WRITTEN PROBLEM - Leave out the pictures and reproduce all of the data exactly.

-- Begin --

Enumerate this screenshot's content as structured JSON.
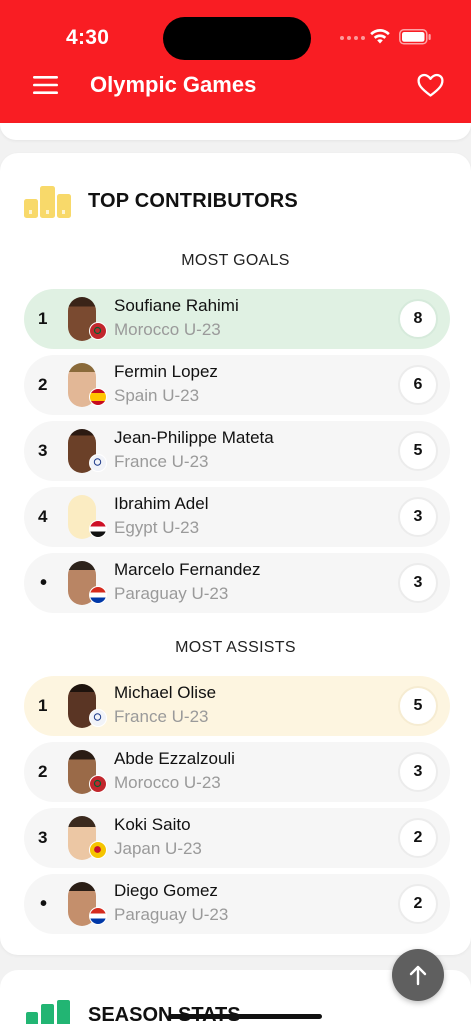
{
  "status_bar": {
    "time": "4:30"
  },
  "app_bar": {
    "title": "Olympic Games"
  },
  "top_contributors": {
    "title": "TOP CONTRIBUTORS",
    "goals": {
      "heading": "MOST GOALS",
      "players": [
        {
          "rank": "1",
          "name": "Soufiane Rahimi",
          "team": "Morocco U-23",
          "value": "8",
          "flag": "morocco-flag-icon"
        },
        {
          "rank": "2",
          "name": "Fermin Lopez",
          "team": "Spain U-23",
          "value": "6",
          "flag": "spain-flag-icon"
        },
        {
          "rank": "3",
          "name": "Jean-Philippe Mateta",
          "team": "France U-23",
          "value": "5",
          "flag": "france-flag-icon"
        },
        {
          "rank": "4",
          "name": "Ibrahim Adel",
          "team": "Egypt U-23",
          "value": "3",
          "flag": "egypt-flag-icon"
        },
        {
          "rank": "•",
          "name": "Marcelo Fernandez",
          "team": "Paraguay U-23",
          "value": "3",
          "flag": "paraguay-flag-icon"
        }
      ]
    },
    "assists": {
      "heading": "MOST ASSISTS",
      "players": [
        {
          "rank": "1",
          "name": "Michael Olise",
          "team": "France U-23",
          "value": "5",
          "flag": "france-flag-icon"
        },
        {
          "rank": "2",
          "name": "Abde Ezzalzouli",
          "team": "Morocco U-23",
          "value": "3",
          "flag": "morocco-flag-icon"
        },
        {
          "rank": "3",
          "name": "Koki Saito",
          "team": "Japan U-23",
          "value": "2",
          "flag": "japan-flag-icon"
        },
        {
          "rank": "•",
          "name": "Diego Gomez",
          "team": "Paraguay U-23",
          "value": "2",
          "flag": "paraguay-flag-icon"
        }
      ]
    }
  },
  "season_stats": {
    "title": "SEASON STATS"
  },
  "colors": {
    "brand_red": "#f91d23",
    "goals_highlight": "#e0f1e3",
    "assists_highlight": "#fdf5e0",
    "trophy_yellow": "#f8d96a",
    "stats_green": "#22b573"
  }
}
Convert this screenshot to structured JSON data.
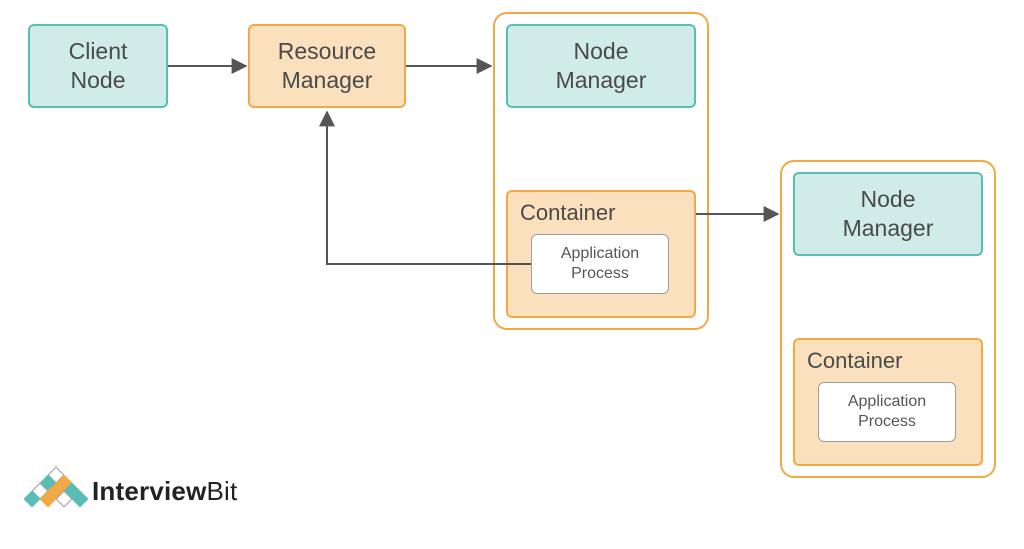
{
  "boxes": {
    "client": "Client\nNode",
    "resource_manager": "Resource\nManager",
    "node_manager_1": "Node\nManager",
    "container_1": "Container",
    "app_process_1": "Application\nProcess",
    "node_manager_2": "Node\nManager",
    "container_2": "Container",
    "app_process_2": "Application\nProcess"
  },
  "logo": {
    "brand_bold": "Interview",
    "brand_light": "Bit"
  },
  "colors": {
    "teal_fill": "#cfece9",
    "teal_border": "#58bdb5",
    "orange_fill": "#fbe0bd",
    "orange_border": "#f0a945",
    "arrow": "#555555"
  }
}
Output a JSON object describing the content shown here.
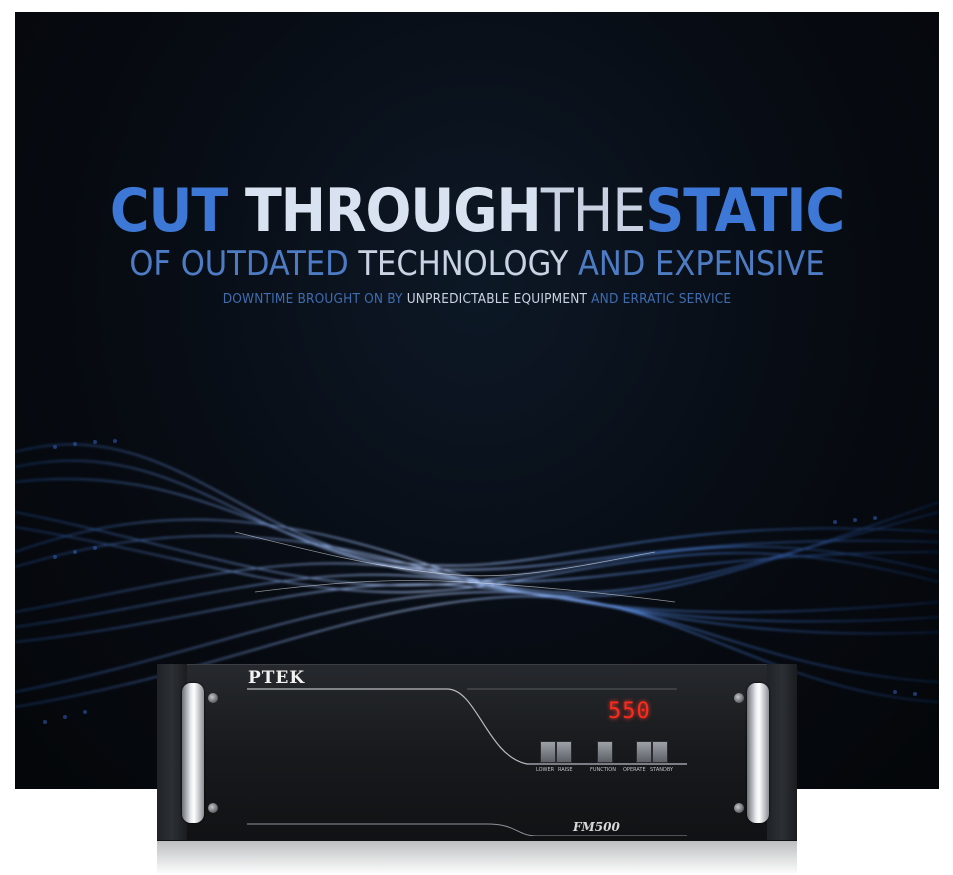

-- End --

TASK SOLUTION -
Enumerate this screenshot's content as structured JSON.
{
  "status_bar": {
    "time": "4:30"
  },
  "app_bar": {
    "title": "Olympic Games"
  },
  "top_contributors": {
    "title": "TOP CONTRIBUTORS",
    "goals": {
      "heading": "MOST GOALS",
      "players": [
        {
          "rank": "1",
          "name": "Soufiane Rahimi",
          "team": "Morocco U-23",
          "value": "8",
          "flag": "morocco-flag-icon"
        },
        {
          "rank": "2",
          "name": "Fermin Lopez",
          "team": "Spain U-23",
          "value": "6",
          "flag": "spain-flag-icon"
        },
        {
          "rank": "3",
          "name": "Jean-Philippe Mateta",
          "team": "France U-23",
          "value": "5",
          "flag": "france-flag-icon"
        },
        {
          "rank": "4",
          "name": "Ibrahim Adel",
          "team": "Egypt U-23",
          "value": "3",
          "flag": "egypt-flag-icon"
        },
        {
          "rank": "•",
          "name": "Marcelo Fernandez",
          "team": "Paraguay U-23",
          "value": "3",
          "flag": "paraguay-flag-icon"
        }
      ]
    },
    "assists": {
      "heading": "MOST ASSISTS",
      "players": [
        {
          "rank": "1",
          "name": "Michael Olise",
          "team": "France U-23",
          "value": "5",
          "flag": "france-flag-icon"
        },
        {
          "rank": "2",
          "name": "Abde Ezzalzouli",
          "team": "Morocco U-23",
          "value": "3",
          "flag": "morocco-flag-icon"
        },
        {
          "rank": "3",
          "name": "Koki Saito",
          "team": "Japan U-23",
          "value": "2",
          "flag": "japan-flag-icon"
        },
        {
          "rank": "•",
          "name": "Diego Gomez",
          "team": "Paraguay U-23",
          "value": "2",
          "flag": "paraguay-flag-icon"
        }
      ]
    }
  },
  "season_stats": {
    "title": "SEASON STATS"
  },
  "colors": {
    "brand_red": "#f91d23",
    "goals_highlight": "#e0f1e3",
    "assists_highlight": "#fdf5e0",
    "trophy_yellow": "#f8d96a",
    "stats_green": "#22b573"
  }
}
Convert this screenshot to structured JSON data.
{
  "boxes": {
    "client": "Client\nNode",
    "resource_manager": "Resource\nManager",
    "node_manager_1": "Node\nManager",
    "container_1": "Container",
    "app_process_1": "Application\nProcess",
    "node_manager_2": "Node\nManager",
    "container_2": "Container",
    "app_process_2": "Application\nProcess"
  },
  "logo": {
    "brand_bold": "Interview",
    "brand_light": "Bit"
  },
  "colors": {
    "teal_fill": "#cfece9",
    "teal_border": "#58bdb5",
    "orange_fill": "#fbe0bd",
    "orange_border": "#f0a945",
    "arrow": "#555555"
  }
}
Output a JSON object describing the content shown here.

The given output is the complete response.